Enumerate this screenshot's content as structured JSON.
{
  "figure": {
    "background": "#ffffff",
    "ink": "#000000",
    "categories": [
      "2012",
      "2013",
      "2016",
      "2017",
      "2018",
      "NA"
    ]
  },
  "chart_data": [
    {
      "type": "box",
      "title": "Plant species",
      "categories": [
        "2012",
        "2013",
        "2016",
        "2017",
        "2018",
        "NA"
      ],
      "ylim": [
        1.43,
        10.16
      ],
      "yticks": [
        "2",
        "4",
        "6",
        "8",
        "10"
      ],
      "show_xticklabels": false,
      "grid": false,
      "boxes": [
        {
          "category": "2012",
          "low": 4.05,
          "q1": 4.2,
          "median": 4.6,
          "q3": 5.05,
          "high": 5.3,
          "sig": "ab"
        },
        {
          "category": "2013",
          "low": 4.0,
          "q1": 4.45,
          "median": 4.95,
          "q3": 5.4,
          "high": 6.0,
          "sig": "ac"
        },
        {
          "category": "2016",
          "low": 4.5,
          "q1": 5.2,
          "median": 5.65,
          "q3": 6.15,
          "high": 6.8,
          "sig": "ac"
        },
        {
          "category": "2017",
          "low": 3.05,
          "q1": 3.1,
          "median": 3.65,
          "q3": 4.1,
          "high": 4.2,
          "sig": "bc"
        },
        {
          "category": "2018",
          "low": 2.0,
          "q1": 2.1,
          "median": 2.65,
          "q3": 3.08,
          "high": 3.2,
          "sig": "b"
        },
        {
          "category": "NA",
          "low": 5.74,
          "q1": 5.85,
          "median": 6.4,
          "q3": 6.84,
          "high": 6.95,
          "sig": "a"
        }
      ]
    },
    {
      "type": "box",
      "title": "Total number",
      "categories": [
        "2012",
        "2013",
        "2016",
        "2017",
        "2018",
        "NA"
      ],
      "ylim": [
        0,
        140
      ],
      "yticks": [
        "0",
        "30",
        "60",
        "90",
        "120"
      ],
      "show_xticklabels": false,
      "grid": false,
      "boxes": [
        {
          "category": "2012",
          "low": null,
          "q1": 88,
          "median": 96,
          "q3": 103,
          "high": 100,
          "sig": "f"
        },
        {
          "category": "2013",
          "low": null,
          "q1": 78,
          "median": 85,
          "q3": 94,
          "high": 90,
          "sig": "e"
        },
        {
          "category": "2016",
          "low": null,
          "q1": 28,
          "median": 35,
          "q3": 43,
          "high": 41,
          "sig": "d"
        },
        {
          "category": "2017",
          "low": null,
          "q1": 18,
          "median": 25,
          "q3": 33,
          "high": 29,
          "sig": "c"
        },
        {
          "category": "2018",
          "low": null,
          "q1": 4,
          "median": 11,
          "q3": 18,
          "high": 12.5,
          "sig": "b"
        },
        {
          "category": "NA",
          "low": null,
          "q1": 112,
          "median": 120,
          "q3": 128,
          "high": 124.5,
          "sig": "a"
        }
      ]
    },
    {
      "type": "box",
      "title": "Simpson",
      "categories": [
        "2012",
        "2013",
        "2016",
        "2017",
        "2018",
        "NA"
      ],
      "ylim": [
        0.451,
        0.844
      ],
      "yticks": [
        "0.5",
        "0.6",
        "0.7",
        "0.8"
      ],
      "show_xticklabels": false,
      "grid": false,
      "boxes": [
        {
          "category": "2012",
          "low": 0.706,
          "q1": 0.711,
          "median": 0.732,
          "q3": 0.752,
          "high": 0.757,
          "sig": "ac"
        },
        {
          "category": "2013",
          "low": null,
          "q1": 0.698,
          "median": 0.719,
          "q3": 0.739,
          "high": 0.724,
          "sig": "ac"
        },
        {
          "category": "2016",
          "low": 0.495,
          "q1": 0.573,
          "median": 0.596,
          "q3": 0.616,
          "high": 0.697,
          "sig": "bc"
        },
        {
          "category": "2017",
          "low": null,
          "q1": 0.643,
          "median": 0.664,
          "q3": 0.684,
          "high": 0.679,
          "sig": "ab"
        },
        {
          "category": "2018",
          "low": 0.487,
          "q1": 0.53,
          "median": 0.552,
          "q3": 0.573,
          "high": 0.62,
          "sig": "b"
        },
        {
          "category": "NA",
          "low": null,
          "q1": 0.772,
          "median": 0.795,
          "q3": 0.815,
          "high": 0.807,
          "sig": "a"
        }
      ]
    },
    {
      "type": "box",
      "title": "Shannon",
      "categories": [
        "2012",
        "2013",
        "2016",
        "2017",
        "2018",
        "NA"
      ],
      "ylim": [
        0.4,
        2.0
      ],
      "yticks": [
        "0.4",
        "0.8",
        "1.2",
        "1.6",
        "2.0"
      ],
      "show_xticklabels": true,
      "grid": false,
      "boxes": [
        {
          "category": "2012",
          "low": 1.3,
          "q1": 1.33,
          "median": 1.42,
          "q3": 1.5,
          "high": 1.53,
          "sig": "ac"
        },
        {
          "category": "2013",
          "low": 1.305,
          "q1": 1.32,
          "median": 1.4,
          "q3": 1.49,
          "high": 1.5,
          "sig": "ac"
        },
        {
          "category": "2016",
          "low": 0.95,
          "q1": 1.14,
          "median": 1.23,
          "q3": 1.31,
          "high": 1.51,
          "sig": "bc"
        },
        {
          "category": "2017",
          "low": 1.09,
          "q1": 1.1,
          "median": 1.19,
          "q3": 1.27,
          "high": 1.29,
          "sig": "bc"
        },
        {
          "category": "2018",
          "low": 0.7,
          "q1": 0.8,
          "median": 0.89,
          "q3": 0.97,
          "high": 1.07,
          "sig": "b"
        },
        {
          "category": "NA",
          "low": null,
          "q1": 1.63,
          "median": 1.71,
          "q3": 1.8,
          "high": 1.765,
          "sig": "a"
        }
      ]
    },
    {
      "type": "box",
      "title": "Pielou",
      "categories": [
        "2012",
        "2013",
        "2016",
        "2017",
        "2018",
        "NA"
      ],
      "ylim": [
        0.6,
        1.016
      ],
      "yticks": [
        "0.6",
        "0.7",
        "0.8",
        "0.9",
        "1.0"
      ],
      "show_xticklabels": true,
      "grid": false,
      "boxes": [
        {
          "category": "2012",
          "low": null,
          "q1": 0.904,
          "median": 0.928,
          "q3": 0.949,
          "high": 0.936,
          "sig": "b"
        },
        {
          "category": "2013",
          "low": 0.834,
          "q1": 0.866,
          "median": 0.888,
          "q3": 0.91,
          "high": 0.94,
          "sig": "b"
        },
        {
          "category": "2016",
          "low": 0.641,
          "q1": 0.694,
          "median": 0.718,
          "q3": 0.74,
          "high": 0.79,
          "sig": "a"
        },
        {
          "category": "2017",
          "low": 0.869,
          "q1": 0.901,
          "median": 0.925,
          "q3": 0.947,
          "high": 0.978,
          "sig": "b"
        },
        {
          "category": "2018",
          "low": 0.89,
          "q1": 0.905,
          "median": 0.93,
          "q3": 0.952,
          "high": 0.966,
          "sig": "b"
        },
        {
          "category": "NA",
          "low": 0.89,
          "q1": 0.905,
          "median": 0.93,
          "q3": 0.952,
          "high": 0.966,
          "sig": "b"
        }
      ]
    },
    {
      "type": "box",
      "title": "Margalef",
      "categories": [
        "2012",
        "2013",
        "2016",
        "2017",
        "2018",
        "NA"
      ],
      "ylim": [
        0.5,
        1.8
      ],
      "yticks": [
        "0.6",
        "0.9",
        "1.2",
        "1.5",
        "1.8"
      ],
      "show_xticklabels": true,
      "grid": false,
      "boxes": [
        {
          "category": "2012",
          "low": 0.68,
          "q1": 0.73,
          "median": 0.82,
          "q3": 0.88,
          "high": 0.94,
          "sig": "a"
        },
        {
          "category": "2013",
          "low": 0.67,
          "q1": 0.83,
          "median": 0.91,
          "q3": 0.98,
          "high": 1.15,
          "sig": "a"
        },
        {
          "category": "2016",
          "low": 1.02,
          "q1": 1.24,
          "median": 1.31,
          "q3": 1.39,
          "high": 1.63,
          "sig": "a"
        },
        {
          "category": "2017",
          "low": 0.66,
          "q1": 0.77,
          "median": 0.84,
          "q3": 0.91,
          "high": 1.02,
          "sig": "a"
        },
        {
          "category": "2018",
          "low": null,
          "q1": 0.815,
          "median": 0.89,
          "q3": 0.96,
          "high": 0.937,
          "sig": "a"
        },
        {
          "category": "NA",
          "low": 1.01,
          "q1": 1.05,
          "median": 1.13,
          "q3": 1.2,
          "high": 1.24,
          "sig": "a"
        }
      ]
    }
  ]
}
━━━━
▶ EXERCISE PROMPT:
Copy all lines from the material that hold "title".

▶ ANSWER TO THIS TASK:
      "title": "Plant species",
      "title": "Total number",
      "title": "Simpson",
      "title": "Shannon",
      "title": "Pielou",
      "title": "Margalef",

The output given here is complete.